Triangle

Triangle

Time Limit : 2000/1000ms (Java/Other)   Memory Limit : 131072/65536K (Java/Other)

Total Submission(s) : 26   Accepted Submission(s) : 14

Problem Description

A lattice point is an ordered pair (x, y) where x and y are both integers. Given the coordinates of the vertices of a triangle (which happen to be lattice points), you are to count the number of lattice points which lie completely inside of the triangle (points on the edges or vertices of the triangle do not count).

 

 

Input

The input test file will contain multiple test cases. Each input test case consists of six integers x₁, y₁, x₂, y₂, x₃, and y₃, where (x₁, y₁), (x₂, y₂), and (x₃, y₃) are the coordinates of vertices of the triangle. All triangles in the input will be non-degenerate (will have positive area), and −15000 ≤ x₁, y₁, x₂, y₂, x₃, y₃ ≤ 15000. The end-of-file is marked by a test case with x₁ =  y₁ = x₂ = y₂ = x₃ = y₃ = 0 and should not be processed.

 

 

Output

For each input case, the program should print the number of internal lattice points on a single line.

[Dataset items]
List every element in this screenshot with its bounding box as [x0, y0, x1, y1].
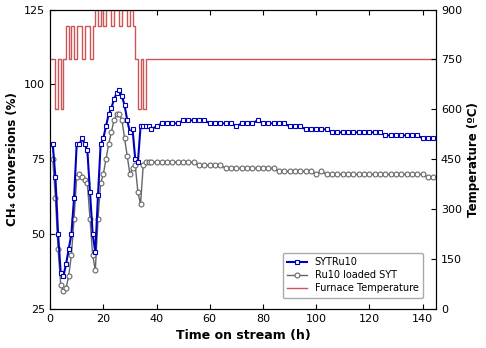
Y-axis label: CH₄ conversions (%): CH₄ conversions (%)	[5, 92, 18, 226]
Legend: SYTRu10, Ru10 loaded SYT, Furnace Temperature: SYTRu10, Ru10 loaded SYT, Furnace Temper…	[282, 253, 423, 298]
X-axis label: Time on stream (h): Time on stream (h)	[175, 330, 311, 342]
Y-axis label: Temperature (ºC): Temperature (ºC)	[468, 102, 481, 217]
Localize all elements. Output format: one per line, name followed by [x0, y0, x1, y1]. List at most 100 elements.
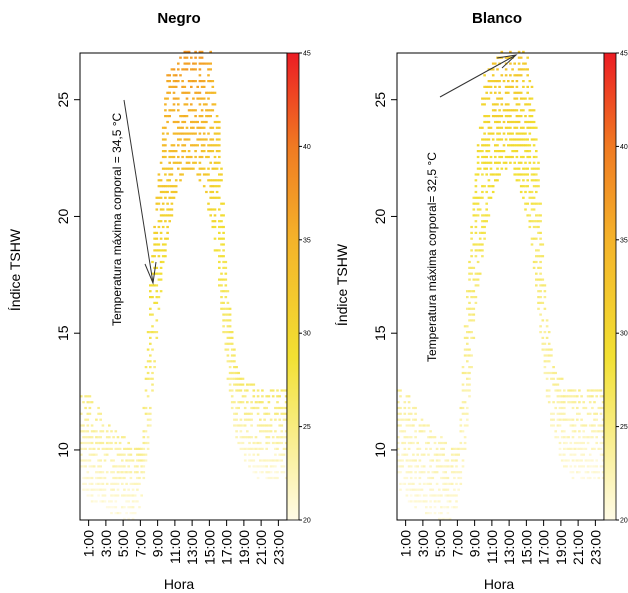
heat-cell: [256, 424, 260, 427]
heat-cell: [166, 225, 169, 229]
colorbar-tick-label: 35: [303, 237, 311, 244]
heat-cell: [265, 447, 268, 450]
heat-cell: [252, 389, 256, 392]
heat-cell: [241, 383, 245, 386]
heat-cell: [80, 465, 83, 468]
heat-cell: [211, 150, 215, 153]
heat-cell: [129, 471, 133, 474]
heat-cell: [504, 85, 508, 88]
heat-cell: [157, 196, 161, 199]
heat-cell: [211, 144, 215, 147]
heat-cell: [226, 336, 230, 339]
heat-cell: [494, 120, 497, 124]
heat-cell: [230, 377, 234, 380]
heat-cell: [537, 202, 540, 205]
heat-cell: [179, 173, 182, 176]
heat-cell: [588, 389, 592, 392]
heat-cell: [481, 138, 484, 141]
heat-cell: [502, 150, 506, 153]
heat-cell: [582, 476, 585, 480]
heat-cell: [170, 85, 174, 88]
heat-cell: [483, 144, 486, 147]
heat-cell: [181, 115, 184, 118]
heat-cell: [399, 488, 402, 491]
annotation-arrow: [123, 99, 154, 284]
heat-cell: [269, 459, 273, 462]
heat-cell: [92, 465, 96, 468]
heat-cell: [202, 97, 206, 100]
heat-cell: [541, 243, 545, 246]
heat-cell: [82, 430, 85, 433]
heat-cell: [481, 249, 484, 252]
heat-cell: [468, 307, 471, 310]
heat-cell: [259, 441, 262, 445]
heat-cell: [491, 103, 495, 106]
heat-cell: [584, 436, 588, 439]
heat-cell: [504, 91, 508, 94]
heat-cell: [86, 459, 90, 462]
heat-cell: [246, 436, 249, 439]
heat-cell: [256, 453, 260, 456]
heat-cell: [133, 447, 137, 450]
heat-cell: [591, 459, 594, 462]
heat-cell: [524, 173, 527, 176]
heat-cell: [530, 173, 534, 176]
heat-cell: [220, 284, 223, 287]
heat-cell: [207, 62, 210, 65]
heat-cell: [539, 325, 542, 328]
heat-cell: [472, 319, 476, 322]
heat-cell: [213, 161, 217, 164]
heat-cell: [142, 436, 146, 439]
heat-cell: [276, 389, 279, 392]
heat-cell: [425, 424, 428, 427]
heat-cell: [174, 120, 178, 124]
heat-cell: [399, 482, 402, 485]
heat-cell: [455, 506, 458, 509]
heat-cell: [595, 436, 598, 439]
heat-cell: [211, 109, 215, 112]
heat-cell: [220, 296, 223, 299]
heat-cell: [433, 506, 437, 509]
heat-cell: [95, 488, 98, 491]
heat-cell: [224, 313, 228, 316]
heat-cell: [537, 225, 540, 229]
heat-cell: [207, 68, 210, 71]
heat-cell: [265, 476, 268, 480]
heat-cell: [230, 342, 234, 345]
heat-cell: [537, 255, 540, 258]
heat-cell: [88, 395, 92, 398]
x-tick-label: 23:00: [270, 530, 286, 565]
heat-cell: [496, 167, 499, 170]
heat-cell: [435, 494, 439, 497]
heat-cell: [556, 377, 560, 380]
heat-cell: [161, 150, 165, 153]
heat-cell: [418, 471, 422, 474]
heat-cell: [274, 447, 277, 450]
heat-cell: [442, 482, 445, 485]
heat-cell: [97, 476, 100, 480]
heat-cell: [409, 424, 413, 427]
heat-cell: [407, 436, 411, 439]
heat-cell: [427, 482, 430, 485]
heat-cell: [420, 424, 424, 427]
heat-cell: [233, 348, 236, 351]
heat-cell: [409, 482, 413, 485]
heat-cell: [580, 441, 583, 445]
heat-cell: [181, 68, 184, 71]
heat-cell: [593, 412, 596, 415]
heat-cell: [213, 144, 217, 147]
heat-cell: [448, 500, 452, 503]
heat-cell: [543, 348, 547, 351]
heat-cell: [494, 173, 497, 176]
heat-cell: [235, 389, 238, 392]
heat-cell: [476, 202, 480, 205]
heat-cell: [140, 471, 143, 474]
heat-cell: [591, 389, 594, 392]
heat-cell: [450, 482, 454, 485]
heat-cell: [513, 62, 516, 65]
heat-cell: [517, 50, 521, 53]
heat-cell: [573, 441, 577, 445]
heat-cell: [144, 430, 148, 433]
heat-cell: [265, 395, 268, 398]
heat-cell: [209, 214, 212, 217]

#### Task goal
Can you reproduce, word for word, the part of the triangle problem statement that opens with the words containing "A lattice point is an" and closes with "not be processed."?

#### Solution for this exercise
A lattice point is an ordered pair (x, y) where x and y are both integers. Given the coordinates of the vertices of a triangle (which happen to be lattice points), you are to count the number of lattice points which lie completely inside of the triangle (points on the edges or vertices of the triangle do not count).

 

 

Input

The input test file will contain multiple test cases. Each input test case consists of six integers x₁, y₁, x₂, y₂, x₃, and y₃, where (x₁, y₁), (x₂, y₂), and (x₃, y₃) are the coordinates of vertices of the triangle. All triangles in the input will be non-degenerate (will have positive area), and −15000 ≤ x₁, y₁, x₂, y₂, x₃, y₃ ≤ 15000. The end-of-file is marked by a test case with x₁ =  y₁ = x₂ = y₂ = x₃ = y₃ = 0 and should not be processed.